◆ TEXT SEGMENT:
┄┄┄┄┄┄┄┄┄┄┄┄┄┄┄┄┄┄┄┄

There are many great pluses and minuses to having the military pay your way.
Advantages:
- You get slam dunked into the real world - or a version of it anyway. But more real than, say, college. You get to live and work with great people of all backgrounds, races, religions on real jobs.  In some cases you get an up front, personal view of events politicians think they understand and journalists lie about.
- You get paid a pretty decent wage.
- There's an opportunity to travel and see parts of the world and understand it in ways you couldn't from a weeklong vacation.
- For a variety of reasons, warfare is no longer like it was in WWII or Vietnam. People can go their entire careers without seeing combat. Even if they actively seek it out. Throwing some perspective on it, consider that living in some of America's more dangerous cities is more dangerous than a lot of our combat zones.  Do those civilians get PTSD treatment?

Downsides:
- For the enlistment duration the military basically OWNS you. Even with all the bennies that's hard for a lot of people to swallow when considering it and even after joining.  You're subjected to a lot of seemingly arbitrary BS that from a strategic view makes a lot of sense. And a lot of BS that really is aribitrary. And not all your bosses are as good as they should be.

┄┄┄┄┄┄┄┄┄┄┄┄┄┄┄┄┄┄┄┄

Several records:
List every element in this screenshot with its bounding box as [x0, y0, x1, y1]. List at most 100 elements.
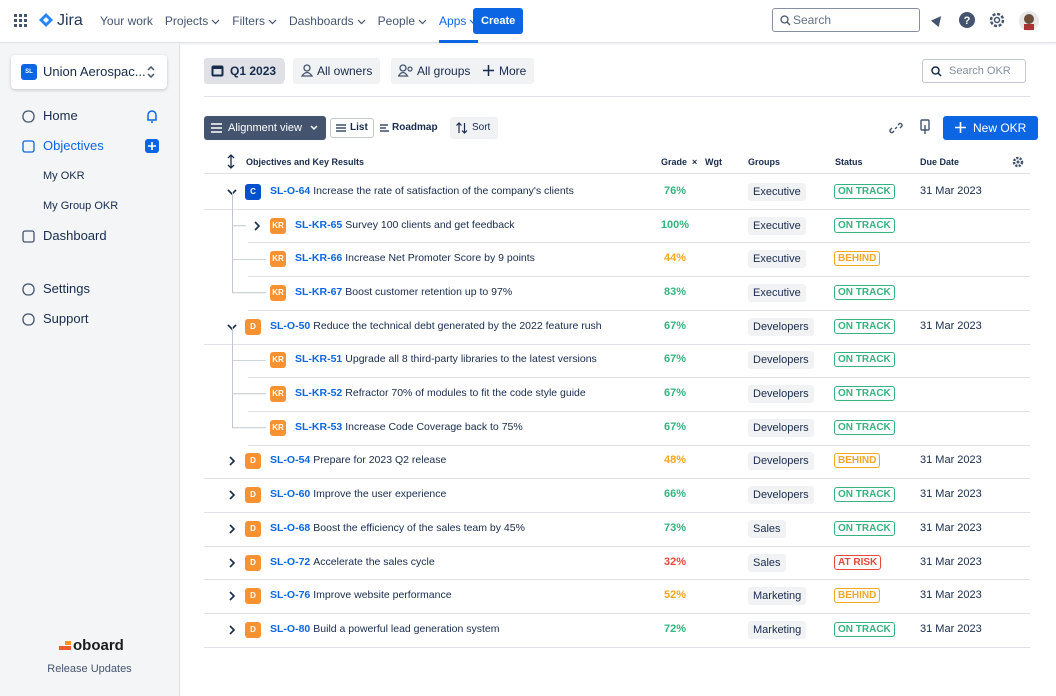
new-okr-label: New OKR — [973, 121, 1027, 135]
row-chevron — [229, 456, 236, 467]
nav-item-label: Dashboards — [288, 14, 354, 28]
row-divider — [204, 579, 1030, 581]
group: Executive — [748, 182, 806, 201]
roadmap-label: Roadmap — [392, 122, 438, 133]
okr-name: Boost customer retention up to 97% — [345, 285, 513, 298]
okr-title[interactable]: SL-KR-53 Increase Code Coverage back to 7… — [295, 421, 523, 433]
okr-title[interactable]: SL-KR-67 Boost customer retention up to 9… — [295, 286, 512, 298]
okr-title[interactable]: SL-O-72 Accelerate the sales cycle — [270, 556, 435, 568]
okr-title[interactable]: SL-KR-51 Upgrade all 8 third-party librar… — [295, 353, 597, 365]
groups-filter[interactable]: All groups — [391, 58, 479, 84]
product-name[interactable]: Jira — [57, 12, 83, 29]
okr-key[interactable]: SL-O-80 — [270, 622, 311, 635]
okr-title[interactable]: SL-O-54 Prepare for 2023 Q2 release — [270, 454, 446, 466]
grade: 52% — [663, 589, 687, 602]
status: ON TRACK — [834, 217, 895, 233]
search-box[interactable]: Search — [772, 8, 920, 32]
okr-key[interactable]: SL-O-68 — [270, 521, 311, 534]
chevron — [268, 19, 277, 25]
okr-title[interactable]: SL-O-60 Improve the user experience — [270, 488, 446, 500]
okr-key[interactable]: SL-O-50 — [270, 319, 311, 332]
owners-filter[interactable]: All owners — [293, 58, 381, 84]
more-label: More — [499, 64, 527, 78]
okr-key[interactable]: SL-O-54 — [270, 454, 311, 467]
list-toggle[interactable]: List — [330, 118, 374, 138]
okr-title[interactable]: SL-O-68 Boost the efficiency of the sales… — [270, 522, 525, 534]
status: BEHIND — [834, 453, 881, 469]
link-icon[interactable] — [889, 121, 903, 135]
help[interactable]: ? — [958, 11, 976, 29]
columns-settings[interactable] — [1012, 156, 1024, 168]
export-icon[interactable] — [920, 119, 932, 135]
level-badge: D — [245, 588, 261, 605]
side-nav-item[interactable]: Objectives — [43, 138, 104, 153]
okr-key[interactable]: SL-KR-67 — [295, 285, 343, 298]
row-divider — [204, 478, 1030, 480]
alignment-view[interactable]: Alignment view — [204, 116, 326, 140]
header-status: Status — [835, 157, 863, 167]
app-switcher[interactable] — [14, 14, 28, 28]
okr-title[interactable]: SL-KR-52 Refractor 70% of modules to fit … — [295, 387, 586, 399]
okr-name: Boost the efficiency of the sales team b… — [313, 521, 525, 534]
nav-item[interactable]: Your work — [100, 14, 153, 43]
okr-title[interactable]: SL-O-76 Improve website performance — [270, 589, 452, 601]
okr-name: Improve the user experience — [313, 488, 447, 501]
okr-title[interactable]: SL-O-50 Reduce the technical debt generat… — [270, 320, 602, 332]
more-filter[interactable]: More — [475, 58, 535, 84]
side-nav-item[interactable]: Home — [43, 108, 78, 123]
create-button[interactable]: Create — [473, 8, 524, 34]
okr-title[interactable]: SL-O-64 Increase the rate of satisfaction… — [270, 185, 574, 197]
okr-title[interactable]: SL-KR-65 Survey 100 clients and get feedb… — [295, 219, 515, 231]
jira-logo[interactable] — [38, 12, 54, 28]
release-updates[interactable]: Release Updates — [47, 663, 132, 675]
side-nav-item[interactable]: Support — [43, 311, 89, 326]
notifications[interactable] — [930, 12, 946, 28]
row-chevron — [254, 220, 261, 231]
status: BEHIND — [834, 588, 881, 604]
settings[interactable] — [988, 11, 1006, 29]
row-chevron — [229, 524, 236, 534]
okr-title[interactable]: SL-O-80 Build a powerful lead generation … — [270, 623, 499, 635]
nav-item[interactable]: People — [378, 14, 427, 43]
grade: 72% — [663, 622, 687, 635]
okr-key[interactable]: SL-O-72 — [270, 555, 311, 568]
avatar[interactable] — [1018, 10, 1040, 32]
project-selector[interactable]: SL Union Aerospac... — [11, 55, 167, 89]
grade: 67% — [663, 387, 687, 400]
okr-title[interactable]: SL-KR-66 Increase Net Promoter Score by 9… — [295, 252, 535, 264]
nav-item[interactable]: Projects — [165, 14, 220, 43]
okr-search[interactable]: Search OKR — [922, 59, 1026, 83]
side-nav-item[interactable]: Dashboard — [43, 228, 107, 243]
roadmap-toggle[interactable]: Roadmap — [375, 118, 446, 138]
okr-key[interactable]: SL-O-60 — [270, 488, 311, 501]
side-nav-icon — [22, 140, 35, 153]
nav-item-label: Your work — [100, 14, 153, 28]
new-okr-button[interactable]: New OKR — [943, 116, 1039, 140]
okr-key[interactable]: SL-KR-65 — [295, 218, 343, 231]
list-icon — [336, 124, 346, 132]
okr-name: Increase Net Promoter Score by 9 points — [345, 252, 535, 265]
side-nav-item[interactable]: My Group OKR — [43, 200, 119, 212]
list-label: List — [350, 122, 368, 133]
okr-key[interactable]: SL-KR-51 — [295, 353, 343, 366]
side-nav-icon — [22, 313, 35, 326]
okr-key[interactable]: SL-KR-66 — [295, 252, 343, 265]
okr-key[interactable]: SL-KR-52 — [295, 387, 343, 400]
due-date: 31 Mar 2023 — [920, 589, 982, 602]
selector-arrows — [147, 66, 155, 78]
side-nav-item[interactable]: Settings — [43, 281, 90, 296]
row-divider — [204, 343, 1030, 345]
okr-key[interactable]: SL-O-76 — [270, 589, 311, 602]
okr-key[interactable]: SL-O-64 — [270, 184, 311, 197]
period-filter[interactable]: Q1 2023 — [204, 58, 285, 84]
nav-item[interactable]: Dashboards — [289, 14, 366, 43]
expand-all-icon[interactable] — [227, 154, 235, 169]
grade: 44% — [663, 252, 687, 265]
grade: 67% — [663, 420, 687, 433]
grade: 76% — [663, 184, 687, 197]
row-divider — [204, 512, 1030, 513]
okr-key[interactable]: SL-KR-53 — [295, 420, 343, 433]
sort-button[interactable]: Sort — [450, 117, 499, 139]
nav-item[interactable]: Filters — [232, 14, 277, 43]
side-nav-item[interactable]: My OKR — [43, 170, 85, 182]
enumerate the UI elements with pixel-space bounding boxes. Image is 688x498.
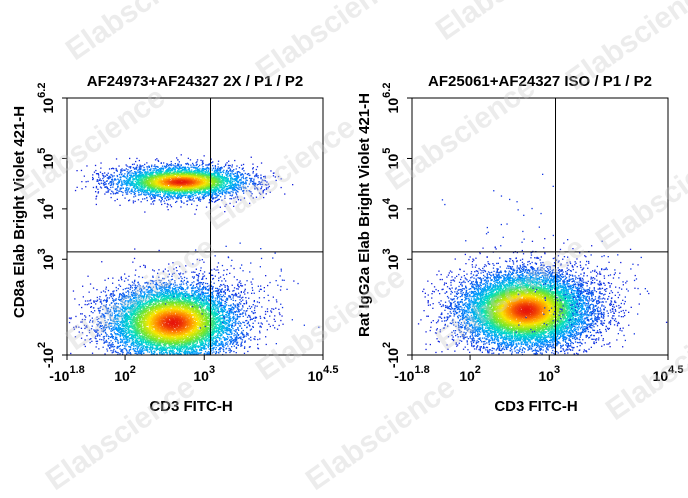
x-tick-base: 10	[459, 368, 475, 384]
y-tick-base: 10	[385, 154, 401, 170]
x-tick-label: 104.5	[653, 364, 684, 384]
x-tick-base: 10	[653, 368, 669, 384]
y-tick-base: 10	[40, 204, 56, 220]
x-axis-label: CD3 FITC-H	[494, 398, 577, 415]
y-tick-base: 10	[385, 254, 401, 270]
y-axis-label: CD8a Elab Bright Violet 421-H	[11, 106, 28, 318]
y-tick-exp: 6.2	[381, 83, 393, 98]
x-tick-label: 103	[193, 364, 215, 384]
x-tick-base: 10	[114, 368, 130, 384]
y-tick-label: 104	[381, 197, 401, 220]
y-tick-label: -102	[381, 342, 401, 368]
y-tick-exp: 5	[381, 148, 393, 154]
y-tick-base: 10	[385, 204, 401, 220]
y-tick-label: 105	[36, 148, 56, 170]
y-tick-label: 106.2	[381, 83, 401, 114]
y-axis-label: Rat IgG2a Elab Bright Violet 421-H	[356, 93, 373, 337]
chart-title: AF24973+AF24327 2X / P1 / P2	[87, 73, 303, 90]
x-tick-label: 102	[459, 364, 481, 384]
x-tick-base: 10	[308, 368, 324, 384]
x-axis-label: CD3 FITC-H	[149, 398, 232, 415]
y-tick-base: 10	[40, 254, 56, 270]
y-tick-exp: 3	[381, 248, 393, 254]
x-tick-base: 10	[193, 368, 209, 384]
y-tick-base: -10	[385, 348, 401, 368]
x-tick-exp: 1.8	[414, 364, 429, 376]
y-tick-exp: 4	[36, 197, 48, 204]
y-tick-label: 103	[381, 248, 401, 270]
y-tick-label: -102	[36, 342, 56, 368]
chart-title: AF25061+AF24327 ISO / P1 / P2	[428, 73, 652, 90]
y-tick-base: 10	[40, 98, 56, 114]
x-tick-base: -10	[394, 368, 414, 384]
y-tick-label: 106.2	[36, 83, 56, 114]
x-tick-exp: 4.5	[668, 364, 683, 376]
x-tick-exp: 1.8	[69, 364, 84, 376]
y-tick-label: 103	[36, 248, 56, 270]
y-tick-exp: 4	[381, 197, 393, 204]
y-tick-label: 104	[36, 197, 56, 220]
x-tick-exp: 4.5	[323, 364, 338, 376]
y-tick-exp: 2	[36, 342, 48, 348]
y-tick-exp: 3	[36, 248, 48, 254]
x-tick-exp: 2	[130, 364, 136, 376]
event-cloud-1	[69, 154, 320, 355]
x-tick-label: 102	[114, 364, 136, 384]
x-tick-label: 103	[538, 364, 560, 384]
y-tick-base: 10	[385, 98, 401, 114]
x-tick-base: 10	[538, 368, 554, 384]
event-cloud-2	[418, 174, 667, 356]
x-tick-exp: 3	[554, 364, 560, 376]
y-tick-base: 10	[40, 154, 56, 170]
y-tick-exp: 6.2	[36, 83, 48, 98]
y-tick-exp: 2	[381, 342, 393, 348]
x-tick-base: -10	[49, 368, 69, 384]
x-tick-exp: 3	[209, 364, 215, 376]
y-tick-base: -10	[40, 348, 56, 368]
x-tick-exp: 2	[475, 364, 481, 376]
x-tick-label: 104.5	[308, 364, 339, 384]
y-tick-label: 105	[381, 148, 401, 170]
y-tick-exp: 5	[36, 148, 48, 154]
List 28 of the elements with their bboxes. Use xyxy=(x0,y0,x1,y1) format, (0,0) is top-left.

┄┄┄┄┄┄┄┄┄┄┄┄┄┄┄┄┄┄┄┄

◆ REQUIREMENTS:
(a) Copy the passage on military service verbatim, from "- For a variety" up to and including "they should be.".
(b) In the entries, repeat verbatim only the lines from the line with "new-okr-label: New OKR" up to and including the line with "roadmap-label: Roadmap — [392, 122, 438, 133]".
The passage and the entries were drawn from unrelated sources.

◆ EXPECTED RESULTS:
(a)
- For a variety of reasons, warfare is no longer like it was in WWII or Vietnam. People can go their entire careers without seeing combat. Even if they actively seek it out. Throwing some perspective on it, consider that living in some of America's more dangerous cities is more dangerous than a lot of our combat zones.  Do those civilians get PTSD treatment?

Downsides:
- For the enlistment duration the military basically OWNS you. Even with all the bennies that's hard for a lot of people to swallow when considering it and even after joining.  You're subjected to a lot of seemingly arbitrary BS that from a strategic view makes a lot of sense. And a lot of BS that really is aribitrary. And not all your bosses are as good as they should be.

(b)
new-okr-label: New OKR — [973, 121, 1027, 135]
row-chevron — [229, 456, 236, 467]
nav-item-label: Dashboards — [288, 14, 354, 28]
row-divider — [204, 579, 1030, 581]
group: Executive — [748, 182, 806, 201]
roadmap-label: Roadmap — [392, 122, 438, 133]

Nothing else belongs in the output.